● Records provided
▶
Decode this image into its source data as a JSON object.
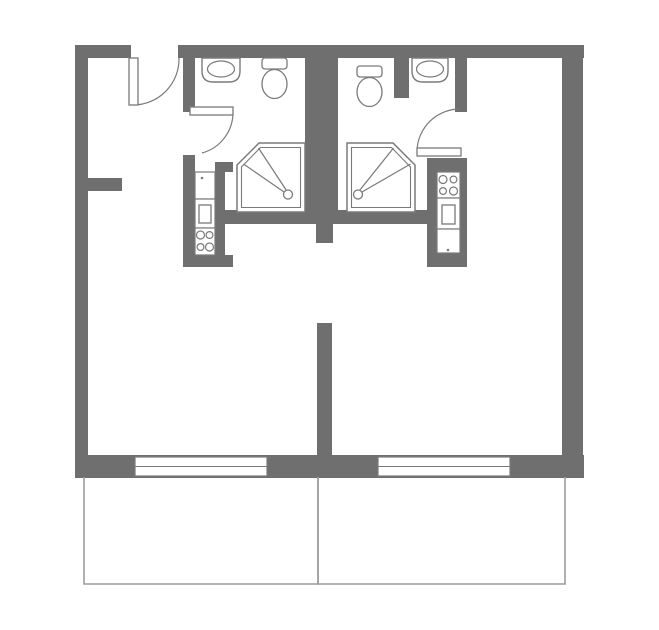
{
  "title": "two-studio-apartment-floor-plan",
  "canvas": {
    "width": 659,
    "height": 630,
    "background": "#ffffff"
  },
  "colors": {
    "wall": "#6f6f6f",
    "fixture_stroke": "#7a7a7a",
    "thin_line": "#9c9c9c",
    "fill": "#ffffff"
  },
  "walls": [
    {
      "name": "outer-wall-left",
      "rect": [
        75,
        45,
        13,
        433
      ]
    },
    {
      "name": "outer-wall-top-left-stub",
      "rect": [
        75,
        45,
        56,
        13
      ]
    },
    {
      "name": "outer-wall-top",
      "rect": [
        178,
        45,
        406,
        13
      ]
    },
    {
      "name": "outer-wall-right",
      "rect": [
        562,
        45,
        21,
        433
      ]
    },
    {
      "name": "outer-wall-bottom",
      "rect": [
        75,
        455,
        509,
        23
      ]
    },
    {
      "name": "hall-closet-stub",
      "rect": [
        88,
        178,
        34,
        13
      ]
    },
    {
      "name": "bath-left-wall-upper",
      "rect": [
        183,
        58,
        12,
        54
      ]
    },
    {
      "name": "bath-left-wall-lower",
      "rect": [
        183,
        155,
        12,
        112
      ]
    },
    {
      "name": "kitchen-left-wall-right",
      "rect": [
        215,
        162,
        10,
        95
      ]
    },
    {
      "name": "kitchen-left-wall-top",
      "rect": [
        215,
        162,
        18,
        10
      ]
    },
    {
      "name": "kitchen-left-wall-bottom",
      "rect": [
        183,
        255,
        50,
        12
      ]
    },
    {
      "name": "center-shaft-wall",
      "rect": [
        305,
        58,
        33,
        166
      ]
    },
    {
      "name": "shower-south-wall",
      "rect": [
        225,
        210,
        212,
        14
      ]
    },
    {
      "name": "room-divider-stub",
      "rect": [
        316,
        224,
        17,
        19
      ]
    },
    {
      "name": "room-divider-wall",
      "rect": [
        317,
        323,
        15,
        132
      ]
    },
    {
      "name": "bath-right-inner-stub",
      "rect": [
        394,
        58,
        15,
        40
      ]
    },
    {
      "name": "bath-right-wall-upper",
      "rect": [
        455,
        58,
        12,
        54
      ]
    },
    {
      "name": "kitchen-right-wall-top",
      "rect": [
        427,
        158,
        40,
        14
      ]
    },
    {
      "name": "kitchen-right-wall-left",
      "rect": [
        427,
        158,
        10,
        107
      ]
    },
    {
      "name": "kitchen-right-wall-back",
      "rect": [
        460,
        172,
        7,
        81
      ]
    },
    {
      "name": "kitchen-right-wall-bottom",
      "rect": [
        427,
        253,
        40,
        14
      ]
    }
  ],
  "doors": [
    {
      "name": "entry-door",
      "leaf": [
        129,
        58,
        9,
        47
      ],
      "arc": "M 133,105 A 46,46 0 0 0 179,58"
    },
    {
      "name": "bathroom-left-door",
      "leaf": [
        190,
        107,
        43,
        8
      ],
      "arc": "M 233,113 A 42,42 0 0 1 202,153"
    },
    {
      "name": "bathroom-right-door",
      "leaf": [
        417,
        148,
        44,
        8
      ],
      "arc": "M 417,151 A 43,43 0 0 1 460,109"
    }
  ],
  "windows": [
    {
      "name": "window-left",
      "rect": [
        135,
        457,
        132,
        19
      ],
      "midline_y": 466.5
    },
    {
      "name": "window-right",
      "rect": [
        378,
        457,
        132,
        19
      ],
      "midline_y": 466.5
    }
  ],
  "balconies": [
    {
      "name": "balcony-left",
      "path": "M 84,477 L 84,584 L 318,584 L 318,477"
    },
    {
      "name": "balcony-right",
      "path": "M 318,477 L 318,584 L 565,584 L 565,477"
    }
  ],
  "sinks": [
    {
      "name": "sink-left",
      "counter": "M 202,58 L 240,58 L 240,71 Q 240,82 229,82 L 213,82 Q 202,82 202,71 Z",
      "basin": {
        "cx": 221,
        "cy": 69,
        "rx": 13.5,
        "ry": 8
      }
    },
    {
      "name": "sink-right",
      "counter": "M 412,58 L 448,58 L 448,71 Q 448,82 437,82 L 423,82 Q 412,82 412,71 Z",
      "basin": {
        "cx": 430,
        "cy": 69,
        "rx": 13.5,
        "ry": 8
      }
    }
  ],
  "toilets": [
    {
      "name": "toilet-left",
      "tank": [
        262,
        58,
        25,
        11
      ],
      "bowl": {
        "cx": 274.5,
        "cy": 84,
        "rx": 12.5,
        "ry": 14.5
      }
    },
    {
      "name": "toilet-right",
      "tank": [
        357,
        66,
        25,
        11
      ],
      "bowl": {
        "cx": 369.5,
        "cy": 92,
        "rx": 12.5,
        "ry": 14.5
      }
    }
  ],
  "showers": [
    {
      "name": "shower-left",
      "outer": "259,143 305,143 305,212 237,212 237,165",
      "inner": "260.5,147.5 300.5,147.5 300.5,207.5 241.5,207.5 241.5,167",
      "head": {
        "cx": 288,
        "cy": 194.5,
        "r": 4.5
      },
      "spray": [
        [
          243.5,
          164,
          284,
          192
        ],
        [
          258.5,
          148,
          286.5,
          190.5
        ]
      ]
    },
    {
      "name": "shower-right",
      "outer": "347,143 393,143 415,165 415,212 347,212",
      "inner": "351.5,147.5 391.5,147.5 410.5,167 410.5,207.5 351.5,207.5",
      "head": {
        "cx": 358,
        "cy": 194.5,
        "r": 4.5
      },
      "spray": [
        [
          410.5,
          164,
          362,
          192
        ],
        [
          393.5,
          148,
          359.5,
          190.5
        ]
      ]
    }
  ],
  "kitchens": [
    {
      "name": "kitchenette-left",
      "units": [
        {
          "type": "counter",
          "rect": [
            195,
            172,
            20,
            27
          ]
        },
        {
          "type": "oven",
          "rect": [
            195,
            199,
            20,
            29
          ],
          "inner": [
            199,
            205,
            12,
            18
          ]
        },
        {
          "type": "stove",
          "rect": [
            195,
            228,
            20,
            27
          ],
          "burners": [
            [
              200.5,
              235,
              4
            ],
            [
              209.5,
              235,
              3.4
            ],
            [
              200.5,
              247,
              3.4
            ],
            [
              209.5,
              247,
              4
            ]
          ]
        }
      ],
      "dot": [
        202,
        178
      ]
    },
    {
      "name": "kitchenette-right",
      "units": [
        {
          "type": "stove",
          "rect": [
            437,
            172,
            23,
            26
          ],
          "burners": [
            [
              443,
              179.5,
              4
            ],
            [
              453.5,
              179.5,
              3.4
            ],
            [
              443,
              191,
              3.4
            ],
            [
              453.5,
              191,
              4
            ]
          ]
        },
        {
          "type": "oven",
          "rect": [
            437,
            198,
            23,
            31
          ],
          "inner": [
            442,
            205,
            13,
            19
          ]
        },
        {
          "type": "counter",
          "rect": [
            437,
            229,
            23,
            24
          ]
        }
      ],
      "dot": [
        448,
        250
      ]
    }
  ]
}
◀
Lines that hold the word "bathroom" are the ones to return, every one of them.

● Task output
      "name": "bathroom-left-door",
      "name": "bathroom-right-door",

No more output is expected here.